■ GIVEN TASK:
Reproduce the listing word for word, leaving every picture behind.

Saved entries
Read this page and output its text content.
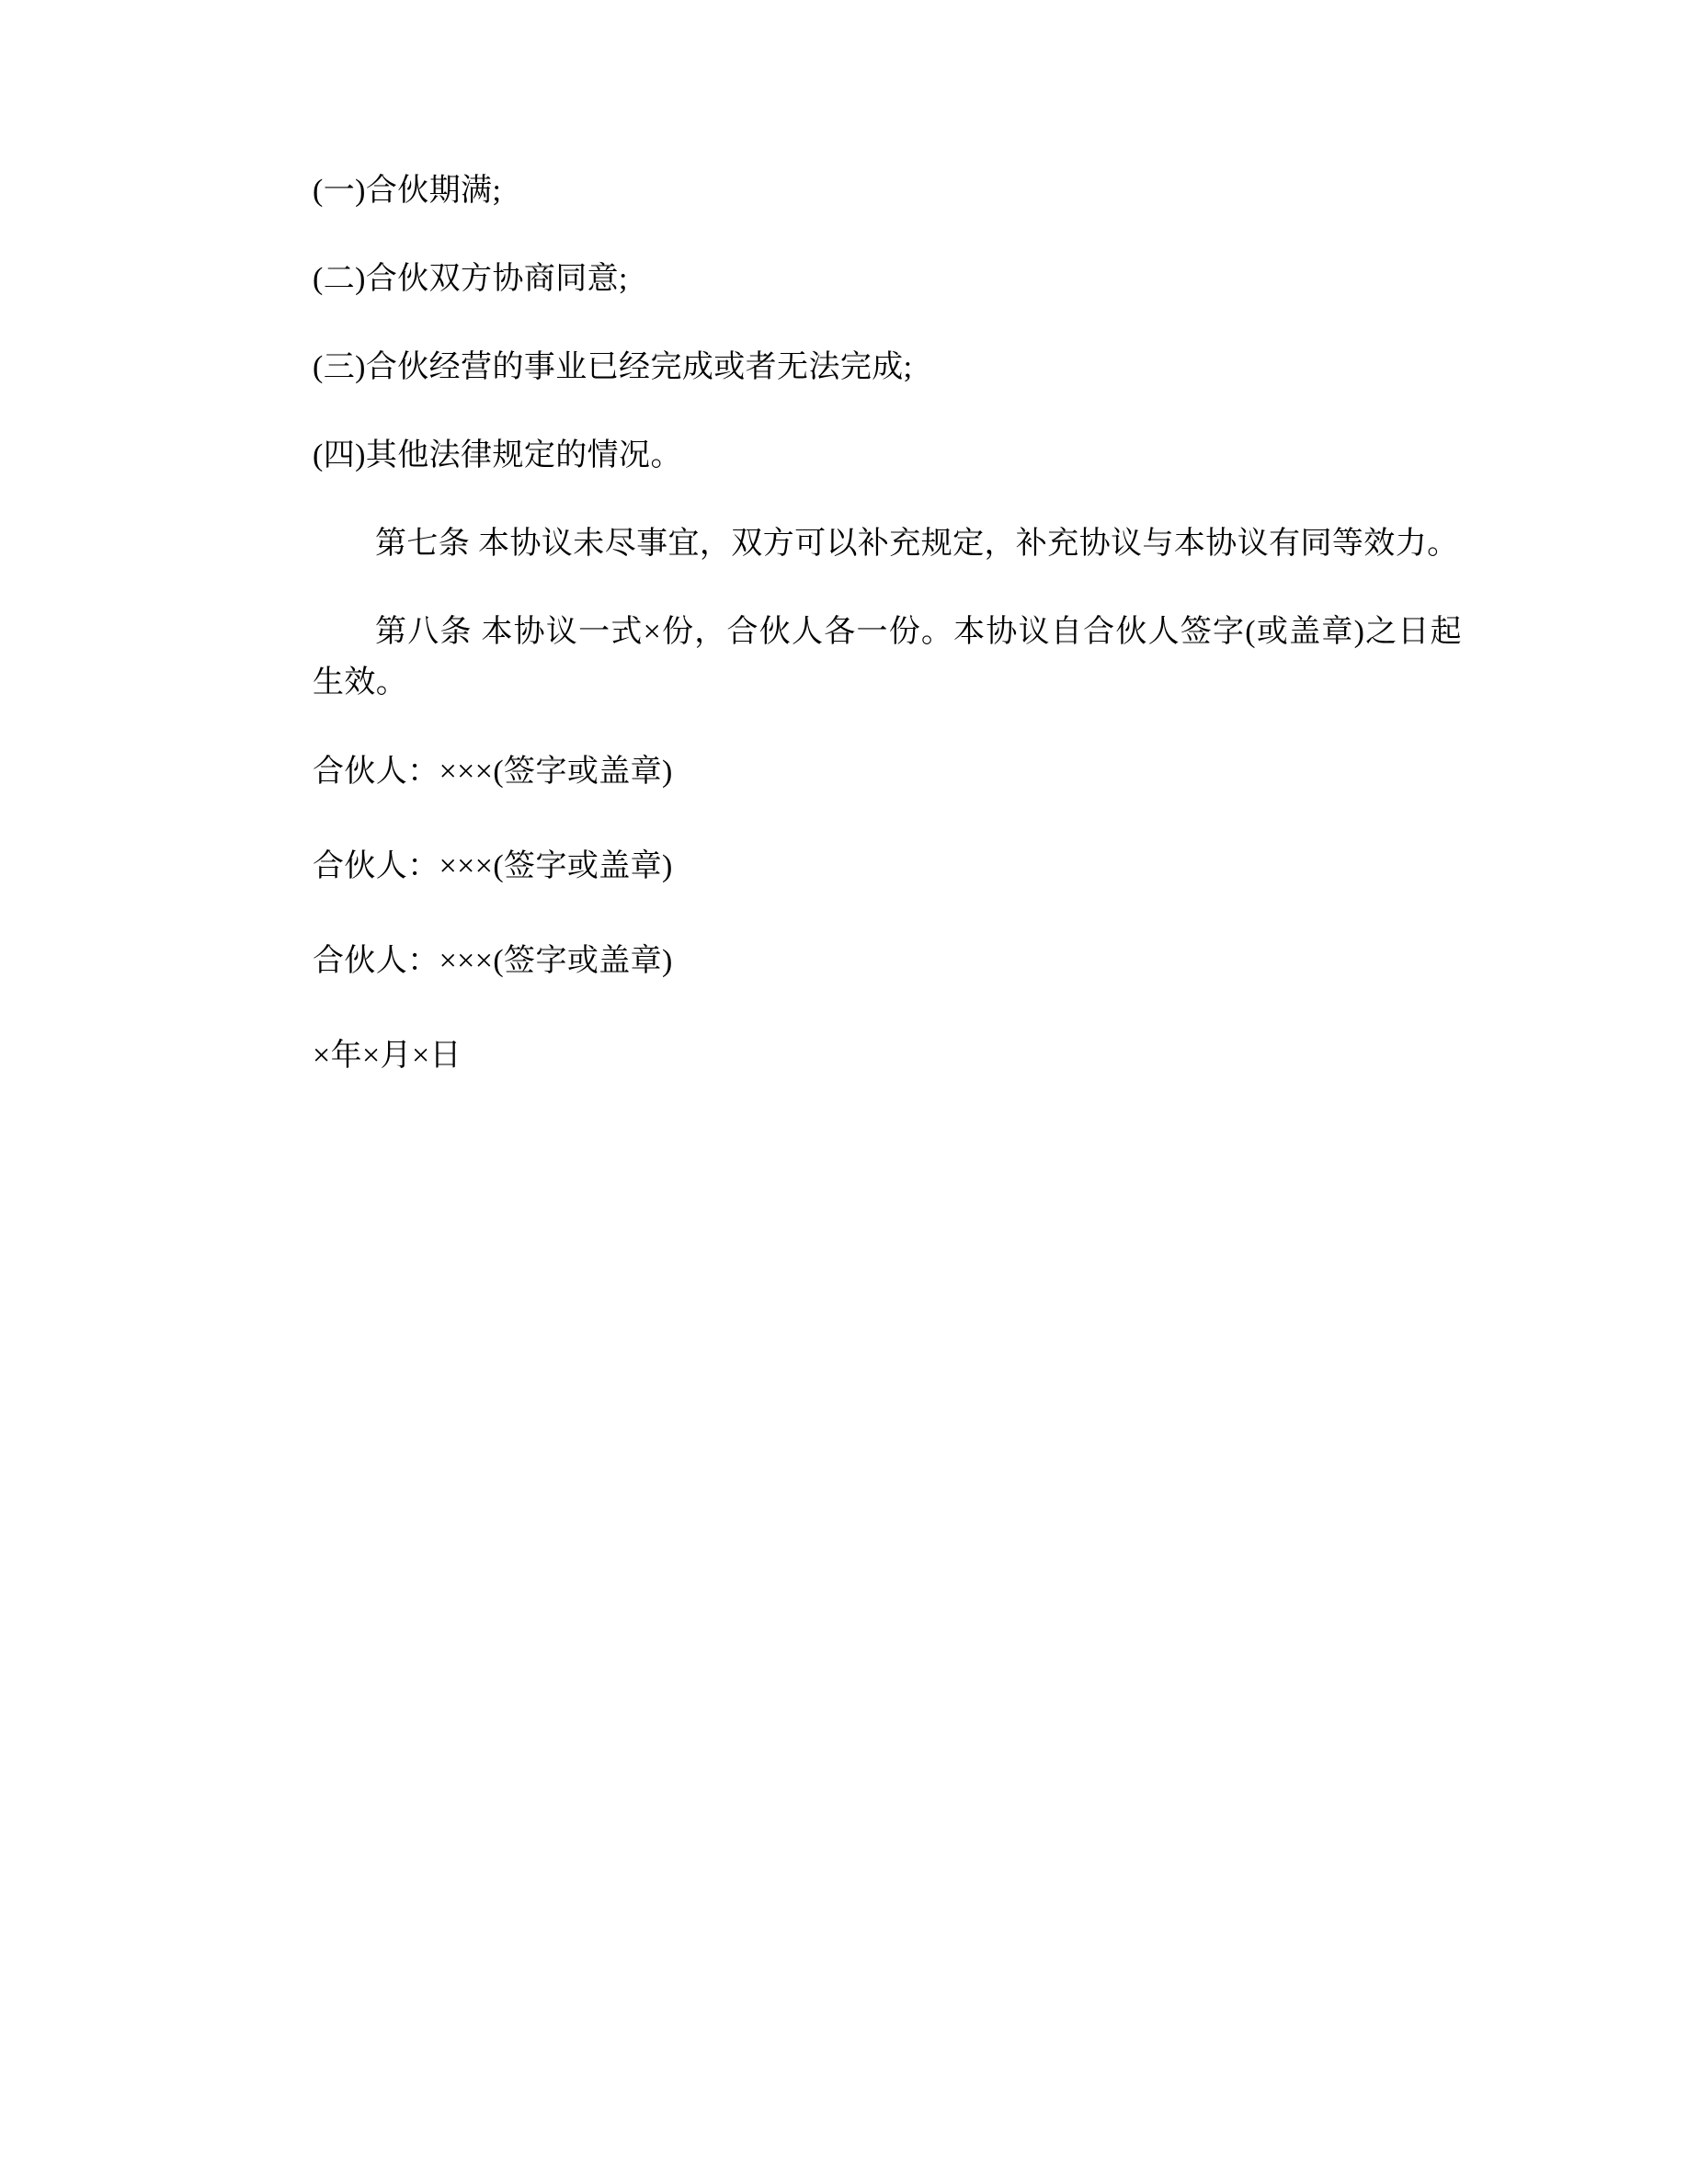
(一)合伙期满;

(二)合伙双方协商同意;

(三)合伙经营的事业已经完成或者无法完成;

(四)其他法律规定的情况。

第七条 本协议未尽事宜，双方可以补充规定，补充协议与本协议有同等效力。

第八条 本协议一式×份，合伙人各一份。本协议自合伙人签字(或盖章)之日起生效。

合伙人：×××(签字或盖章)

合伙人：×××(签字或盖章)

合伙人：×××(签字或盖章)

×年×月×日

■ WORKED SOLUTION:
Read this page and output its text content.
(一)合伙期满;

(二)合伙双方协商同意;

(三)合伙经营的事业已经完成或者无法完成;

(四)其他法律规定的情况。

第七条 本协议未尽事宜，双方可以补充规定，补充协议与本协议有同等效力。

第八条 本协议一式×份，合伙人各一份。本协议自合伙人签字(或盖章)之日起生效。

合伙人：×××(签字或盖章)

合伙人：×××(签字或盖章)

合伙人：×××(签字或盖章)

×年×月×日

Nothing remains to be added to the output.